◆ What the task asks ◆
Pictures do not belong in your copy. Repeat all the other data exactly.
________
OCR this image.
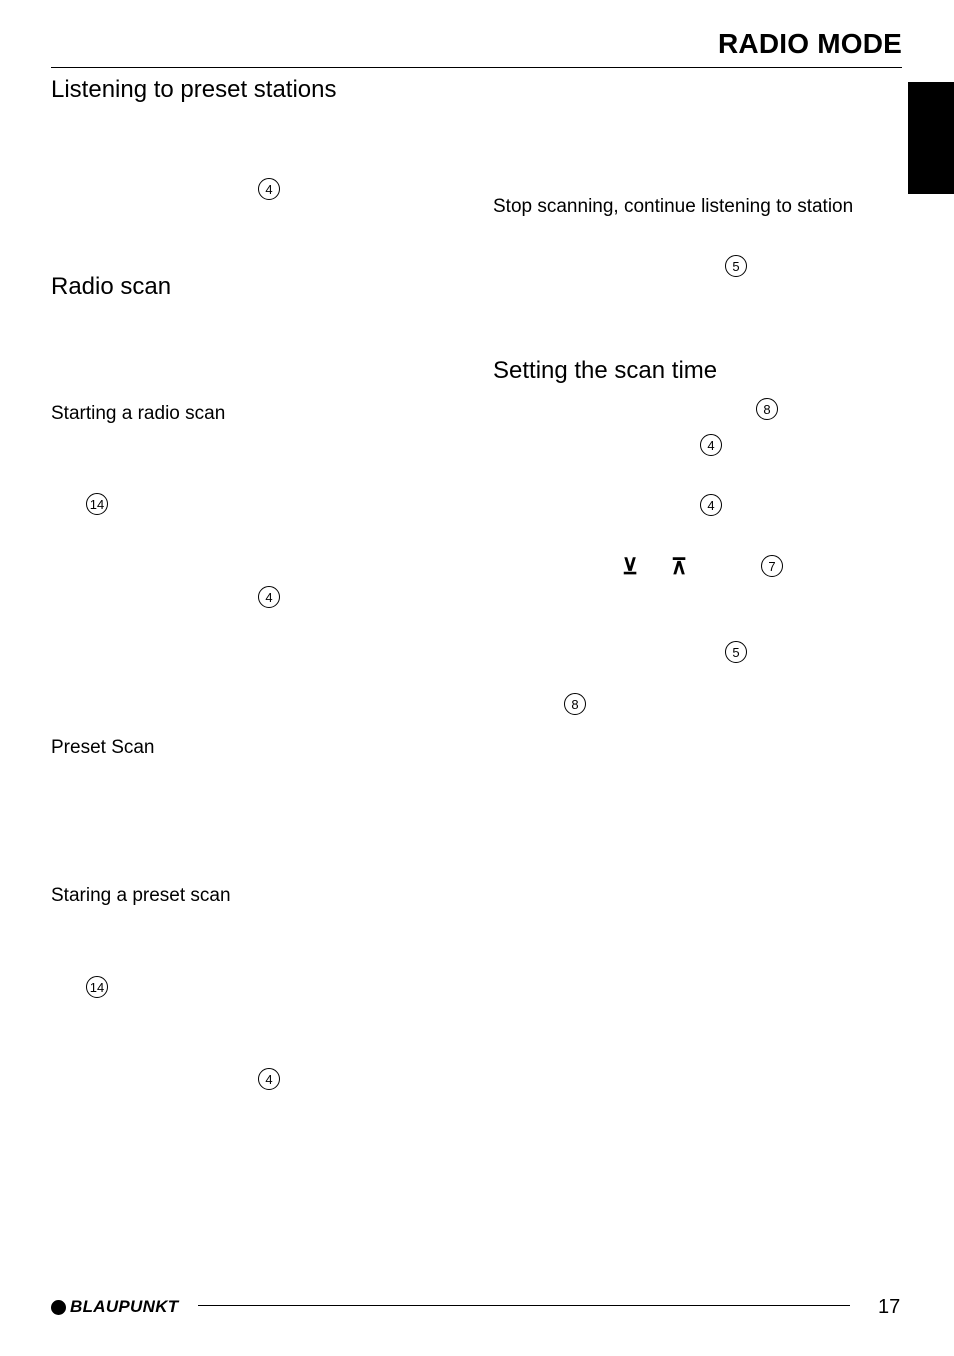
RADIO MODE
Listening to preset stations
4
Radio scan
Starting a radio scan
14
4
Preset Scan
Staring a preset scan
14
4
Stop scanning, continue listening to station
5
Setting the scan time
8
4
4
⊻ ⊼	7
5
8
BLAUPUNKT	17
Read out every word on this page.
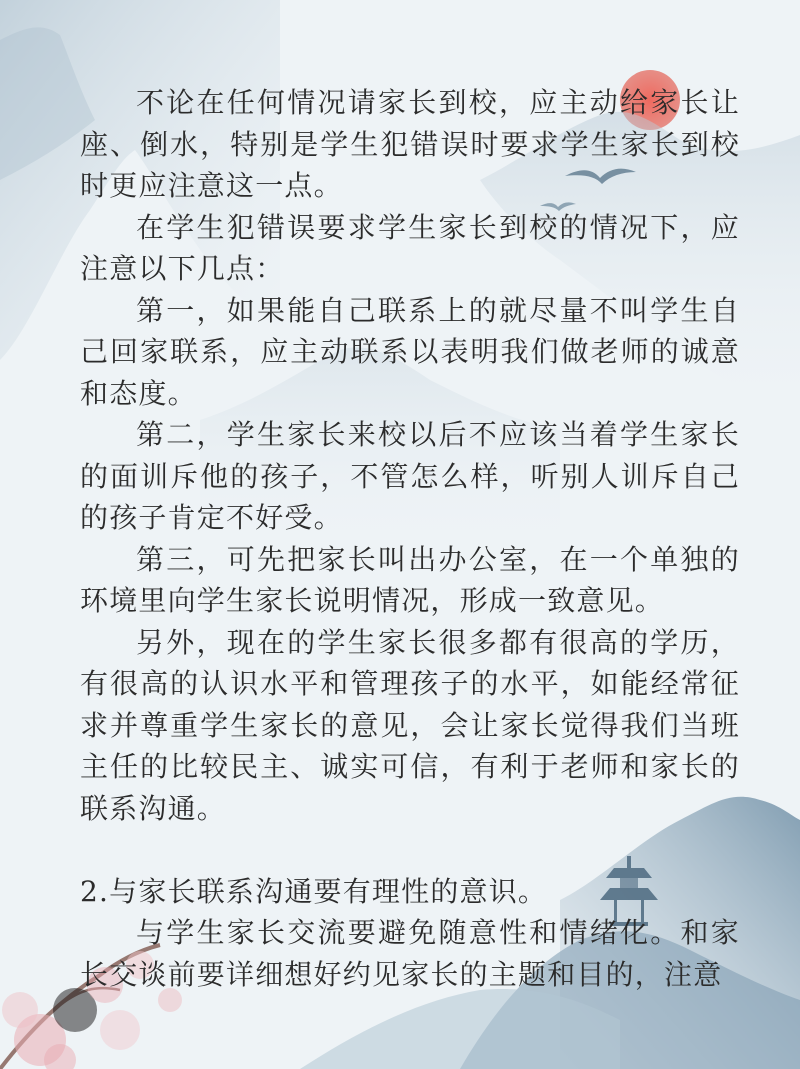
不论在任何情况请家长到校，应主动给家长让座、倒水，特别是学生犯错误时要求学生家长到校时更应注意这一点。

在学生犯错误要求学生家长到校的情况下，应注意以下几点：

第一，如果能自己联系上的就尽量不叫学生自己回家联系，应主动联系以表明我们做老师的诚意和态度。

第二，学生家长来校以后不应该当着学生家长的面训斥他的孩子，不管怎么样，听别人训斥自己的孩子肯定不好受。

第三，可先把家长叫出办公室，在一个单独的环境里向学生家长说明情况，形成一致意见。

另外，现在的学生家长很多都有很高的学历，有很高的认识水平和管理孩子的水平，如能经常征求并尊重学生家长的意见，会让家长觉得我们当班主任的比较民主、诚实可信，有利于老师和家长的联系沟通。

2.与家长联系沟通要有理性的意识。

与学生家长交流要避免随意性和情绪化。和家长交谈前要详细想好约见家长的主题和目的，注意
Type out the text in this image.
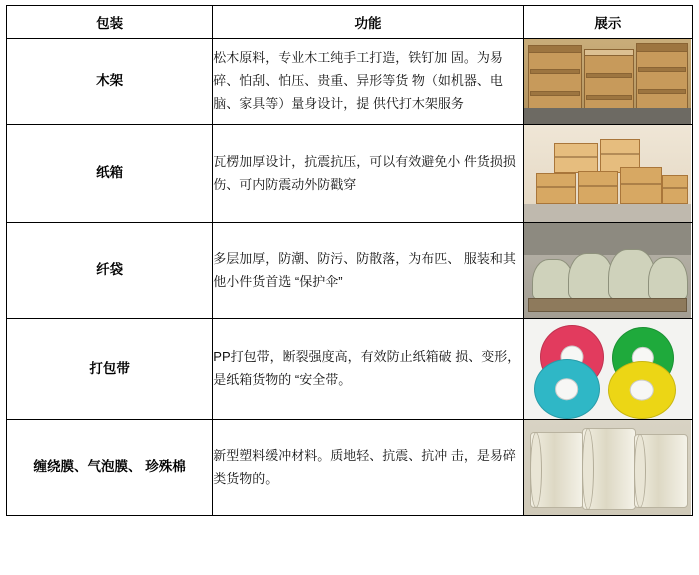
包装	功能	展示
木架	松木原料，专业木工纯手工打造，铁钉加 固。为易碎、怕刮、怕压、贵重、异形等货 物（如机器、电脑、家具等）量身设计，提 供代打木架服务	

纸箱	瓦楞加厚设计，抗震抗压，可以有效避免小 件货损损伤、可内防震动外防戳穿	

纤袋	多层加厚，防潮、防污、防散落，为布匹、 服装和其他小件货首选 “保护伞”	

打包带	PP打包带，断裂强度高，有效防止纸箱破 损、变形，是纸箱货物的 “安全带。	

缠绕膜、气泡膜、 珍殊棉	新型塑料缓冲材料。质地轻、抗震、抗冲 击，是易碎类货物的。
________
◆ Answer for the task ◆
OCR this image.
RADIO MODE
Listening to preset stations
4
Radio scan
Starting a radio scan
14
4
Preset Scan
Staring a preset scan
14
4
Stop scanning, continue listening to station
5
Setting the scan time
8
4
4
⊻ ⊼	7
5
8
BLAUPUNKT	17
Read out every word on this page.
不论在任何情况请家长到校，应主动给家长让座、倒水，特别是学生犯错误时要求学生家长到校时更应注意这一点。

在学生犯错误要求学生家长到校的情况下，应注意以下几点：

第一，如果能自己联系上的就尽量不叫学生自己回家联系，应主动联系以表明我们做老师的诚意和态度。

第二，学生家长来校以后不应该当着学生家长的面训斥他的孩子，不管怎么样，听别人训斥自己的孩子肯定不好受。

第三，可先把家长叫出办公室，在一个单独的环境里向学生家长说明情况，形成一致意见。

另外，现在的学生家长很多都有很高的学历，有很高的认识水平和管理孩子的水平，如能经常征求并尊重学生家长的意见，会让家长觉得我们当班主任的比较民主、诚实可信，有利于老师和家长的联系沟通。

2.与家长联系沟通要有理性的意识。

与学生家长交流要避免随意性和情绪化。和家长交谈前要详细想好约见家长的主题和目的，注意
Type out the text in this image.
包装	功能	展示
木架	松木原料，专业木工纯手工打造，铁钉加 固。为易碎、怕刮、怕压、贵重、异形等货 物（如机器、电脑、家具等）量身设计，提 供代打木架服务	

纸箱	瓦楞加厚设计，抗震抗压，可以有效避免小 件货损损伤、可内防震动外防戳穿	

纤袋	多层加厚，防潮、防污、防散落，为布匹、 服装和其他小件货首选 “保护伞”	

打包带	PP打包带，断裂强度高，有效防止纸箱破 损、变形，是纸箱货物的 “安全带。	

缠绕膜、气泡膜、 珍殊棉	新型塑料缓冲材料。质地轻、抗震、抗冲 击，是易碎类货物的。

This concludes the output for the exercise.